● **INPUT ROWS**
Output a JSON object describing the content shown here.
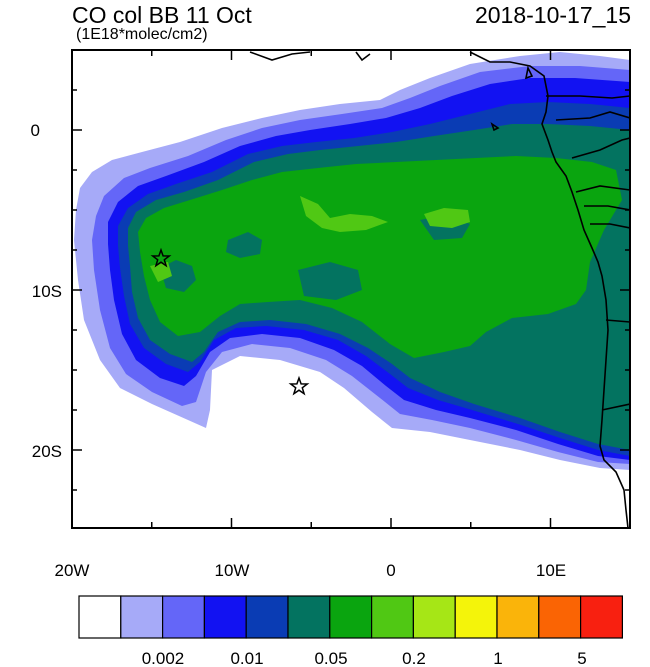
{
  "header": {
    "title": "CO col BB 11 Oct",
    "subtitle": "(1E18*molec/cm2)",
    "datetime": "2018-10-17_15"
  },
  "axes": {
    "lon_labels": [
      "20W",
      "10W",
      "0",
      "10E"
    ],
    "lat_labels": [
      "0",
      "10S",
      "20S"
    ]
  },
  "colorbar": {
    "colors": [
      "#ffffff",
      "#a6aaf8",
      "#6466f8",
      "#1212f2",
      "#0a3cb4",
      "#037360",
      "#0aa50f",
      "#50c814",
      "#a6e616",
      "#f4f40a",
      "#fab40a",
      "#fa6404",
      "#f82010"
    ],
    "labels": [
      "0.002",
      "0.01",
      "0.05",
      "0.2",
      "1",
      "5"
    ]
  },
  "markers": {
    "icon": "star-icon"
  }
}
==
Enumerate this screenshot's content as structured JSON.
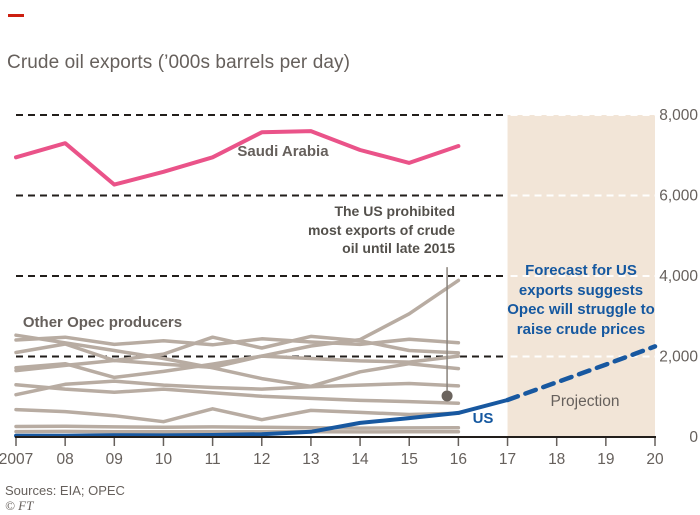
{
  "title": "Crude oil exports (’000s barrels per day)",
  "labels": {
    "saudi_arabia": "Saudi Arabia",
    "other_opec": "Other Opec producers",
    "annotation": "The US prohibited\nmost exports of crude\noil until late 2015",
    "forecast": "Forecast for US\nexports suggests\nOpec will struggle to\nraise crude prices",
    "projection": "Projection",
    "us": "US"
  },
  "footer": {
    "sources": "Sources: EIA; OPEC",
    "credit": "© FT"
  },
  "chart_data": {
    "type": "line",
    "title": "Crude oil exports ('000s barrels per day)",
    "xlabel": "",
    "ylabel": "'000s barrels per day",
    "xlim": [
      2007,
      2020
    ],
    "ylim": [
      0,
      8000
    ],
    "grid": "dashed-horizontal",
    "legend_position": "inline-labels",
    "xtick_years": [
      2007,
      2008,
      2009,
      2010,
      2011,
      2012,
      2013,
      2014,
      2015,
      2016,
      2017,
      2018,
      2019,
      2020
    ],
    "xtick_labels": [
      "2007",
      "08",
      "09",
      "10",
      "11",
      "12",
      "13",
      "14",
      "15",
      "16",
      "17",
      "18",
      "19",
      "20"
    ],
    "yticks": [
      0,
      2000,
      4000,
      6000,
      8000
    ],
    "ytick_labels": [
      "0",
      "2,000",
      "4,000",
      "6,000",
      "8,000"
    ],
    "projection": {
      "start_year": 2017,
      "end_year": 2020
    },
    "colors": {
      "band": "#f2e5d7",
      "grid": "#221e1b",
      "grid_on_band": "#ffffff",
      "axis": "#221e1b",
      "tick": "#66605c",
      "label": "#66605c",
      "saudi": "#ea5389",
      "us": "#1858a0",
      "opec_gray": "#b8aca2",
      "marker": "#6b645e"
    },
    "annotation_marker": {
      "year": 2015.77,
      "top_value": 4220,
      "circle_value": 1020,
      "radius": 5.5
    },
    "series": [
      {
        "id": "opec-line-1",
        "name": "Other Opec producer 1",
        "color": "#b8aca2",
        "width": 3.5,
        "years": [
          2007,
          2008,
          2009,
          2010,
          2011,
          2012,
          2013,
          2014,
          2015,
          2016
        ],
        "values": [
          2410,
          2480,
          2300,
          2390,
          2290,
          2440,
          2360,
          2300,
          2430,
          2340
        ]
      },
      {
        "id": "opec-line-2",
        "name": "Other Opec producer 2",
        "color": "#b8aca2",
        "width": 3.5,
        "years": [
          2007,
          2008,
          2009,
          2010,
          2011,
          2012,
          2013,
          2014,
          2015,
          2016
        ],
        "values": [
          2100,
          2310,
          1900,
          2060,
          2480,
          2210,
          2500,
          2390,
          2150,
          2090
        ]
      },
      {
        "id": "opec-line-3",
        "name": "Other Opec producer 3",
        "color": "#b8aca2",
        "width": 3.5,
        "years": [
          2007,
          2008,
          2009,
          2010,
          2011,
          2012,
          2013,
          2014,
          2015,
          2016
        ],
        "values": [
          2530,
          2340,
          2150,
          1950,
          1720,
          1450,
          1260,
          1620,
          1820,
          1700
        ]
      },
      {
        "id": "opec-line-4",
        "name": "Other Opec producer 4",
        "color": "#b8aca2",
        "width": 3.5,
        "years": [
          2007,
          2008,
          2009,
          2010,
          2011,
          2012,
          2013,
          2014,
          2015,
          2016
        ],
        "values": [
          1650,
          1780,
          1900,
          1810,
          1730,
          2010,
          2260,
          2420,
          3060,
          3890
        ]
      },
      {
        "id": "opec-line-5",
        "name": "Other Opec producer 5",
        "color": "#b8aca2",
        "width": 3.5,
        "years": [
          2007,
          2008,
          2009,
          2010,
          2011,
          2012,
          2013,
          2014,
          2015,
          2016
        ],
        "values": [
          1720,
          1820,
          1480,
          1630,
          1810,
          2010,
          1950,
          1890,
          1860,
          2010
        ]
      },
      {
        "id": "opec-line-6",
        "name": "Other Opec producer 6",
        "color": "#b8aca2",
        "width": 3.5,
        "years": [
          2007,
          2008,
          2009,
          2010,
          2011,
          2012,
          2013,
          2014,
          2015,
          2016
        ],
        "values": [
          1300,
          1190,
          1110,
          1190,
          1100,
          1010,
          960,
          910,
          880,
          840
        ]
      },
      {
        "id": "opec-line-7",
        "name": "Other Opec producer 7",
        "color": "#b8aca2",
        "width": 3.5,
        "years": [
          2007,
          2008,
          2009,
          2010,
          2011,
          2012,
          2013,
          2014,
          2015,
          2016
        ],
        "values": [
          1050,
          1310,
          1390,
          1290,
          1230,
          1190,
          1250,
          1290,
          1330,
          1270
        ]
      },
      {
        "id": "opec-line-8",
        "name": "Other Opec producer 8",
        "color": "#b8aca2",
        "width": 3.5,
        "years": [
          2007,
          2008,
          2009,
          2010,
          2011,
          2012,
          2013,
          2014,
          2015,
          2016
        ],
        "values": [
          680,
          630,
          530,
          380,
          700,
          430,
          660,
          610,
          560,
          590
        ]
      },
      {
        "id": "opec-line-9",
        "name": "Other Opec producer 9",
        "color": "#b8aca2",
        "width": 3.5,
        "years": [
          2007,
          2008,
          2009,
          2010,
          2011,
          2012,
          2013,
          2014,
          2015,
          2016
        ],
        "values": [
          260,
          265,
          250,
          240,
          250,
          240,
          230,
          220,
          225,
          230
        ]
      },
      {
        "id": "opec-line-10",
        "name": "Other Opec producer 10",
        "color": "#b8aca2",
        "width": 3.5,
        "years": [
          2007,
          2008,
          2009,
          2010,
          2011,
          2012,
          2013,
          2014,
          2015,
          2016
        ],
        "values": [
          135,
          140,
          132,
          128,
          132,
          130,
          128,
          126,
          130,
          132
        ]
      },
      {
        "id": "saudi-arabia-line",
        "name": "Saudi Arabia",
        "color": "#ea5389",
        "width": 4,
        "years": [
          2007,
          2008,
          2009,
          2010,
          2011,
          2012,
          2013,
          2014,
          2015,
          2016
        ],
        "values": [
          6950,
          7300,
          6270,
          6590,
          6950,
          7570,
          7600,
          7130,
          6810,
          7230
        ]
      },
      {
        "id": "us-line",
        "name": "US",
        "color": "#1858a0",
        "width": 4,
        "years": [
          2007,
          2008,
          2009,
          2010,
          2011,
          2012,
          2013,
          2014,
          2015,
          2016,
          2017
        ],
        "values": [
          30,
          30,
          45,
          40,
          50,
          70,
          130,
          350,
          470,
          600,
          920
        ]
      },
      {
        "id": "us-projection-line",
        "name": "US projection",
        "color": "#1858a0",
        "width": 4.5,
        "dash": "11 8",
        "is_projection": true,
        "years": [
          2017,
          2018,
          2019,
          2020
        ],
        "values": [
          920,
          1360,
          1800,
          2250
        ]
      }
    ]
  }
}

● **EXERCISE TASK**
Leave out every line without the string "JSON" and copy the rest.

● **ANSWER TO THIS EXERCISE**
Output a JSON object describing the content shown here.
Enumerate this screenshot's content as structured JSON.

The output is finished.